--- start Given entries ---
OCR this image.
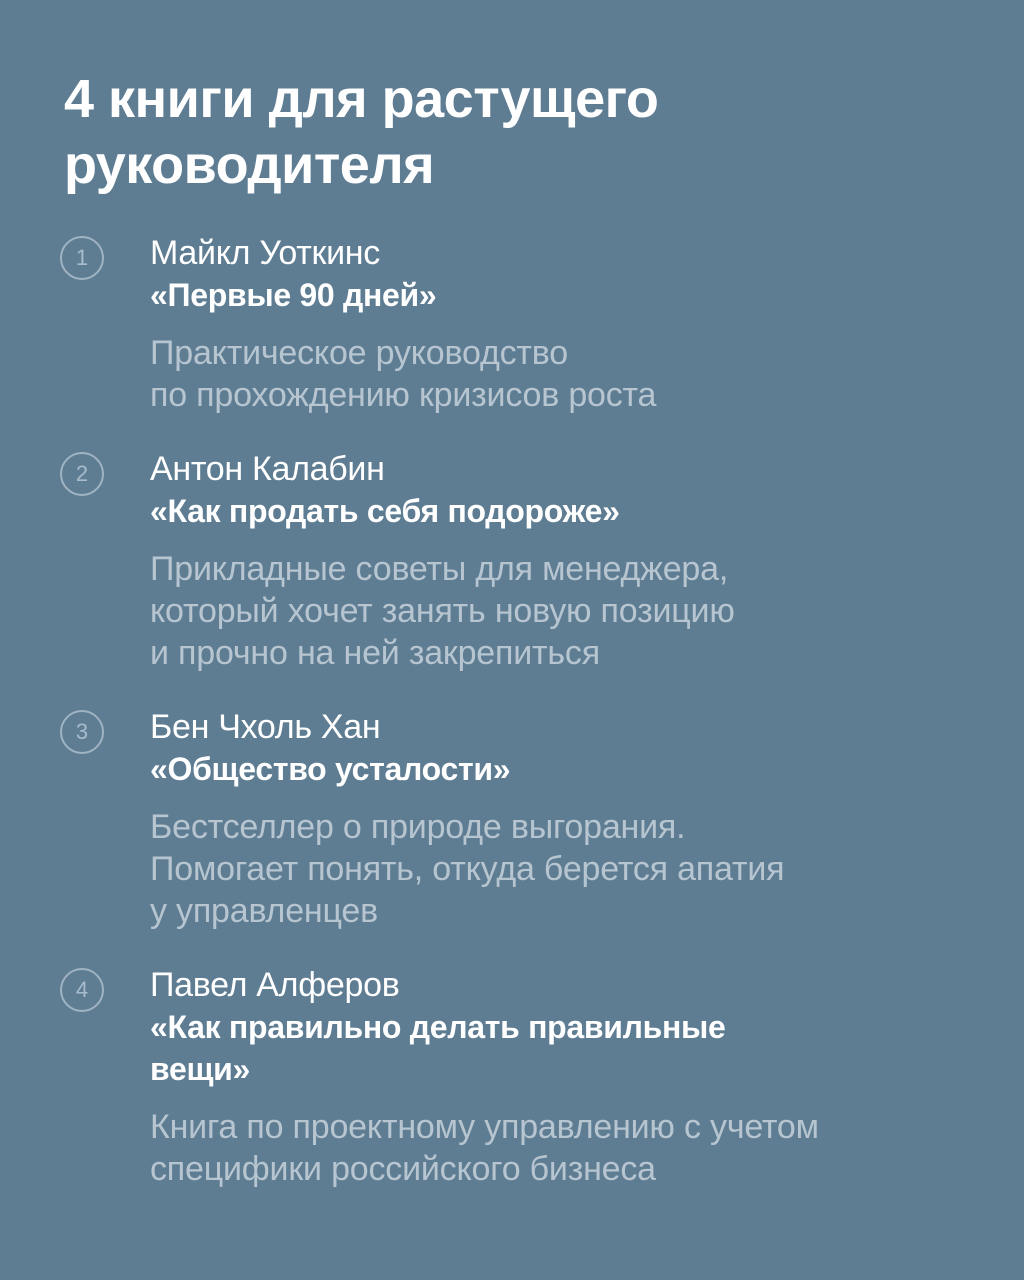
4 книги для растущего
руководителя
1	Майкл Уоткинс
«Первые 90 дней»
Практическое руководство
по прохождению кризисов роста
2	Антон Калабин
«Как продать себя подороже»
Прикладные советы для менеджера,
который хочет занять новую позицию
и прочно на ней закрепиться
3	Бен Чхоль Хан
«Общество усталости»
Бестселлер о природе выгорания.
Помогает понять, откуда берется апатия
у управленцев
4	Павел Алферов
«Как правильно делать правильные
вещи»
Книга по проектному управлению с учетом
специфики российского бизнеса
--- end Given entries ---
Repeat each record exactly as shown above, dropping all images.

OCR this image.
4 книги для растущего
руководителя
1	Майкл Уоткинс
«Первые 90 дней»
Практическое руководство
по прохождению кризисов роста
2	Антон Калабин
«Как продать себя подороже»
Прикладные советы для менеджера,
который хочет занять новую позицию
и прочно на ней закрепиться
3	Бен Чхоль Хан
«Общество усталости»
Бестселлер о природе выгорания.
Помогает понять, откуда берется апатия
у управленцев
4	Павел Алферов
«Как правильно делать правильные
вещи»
Книга по проектному управлению с учетом
специфики российского бизнеса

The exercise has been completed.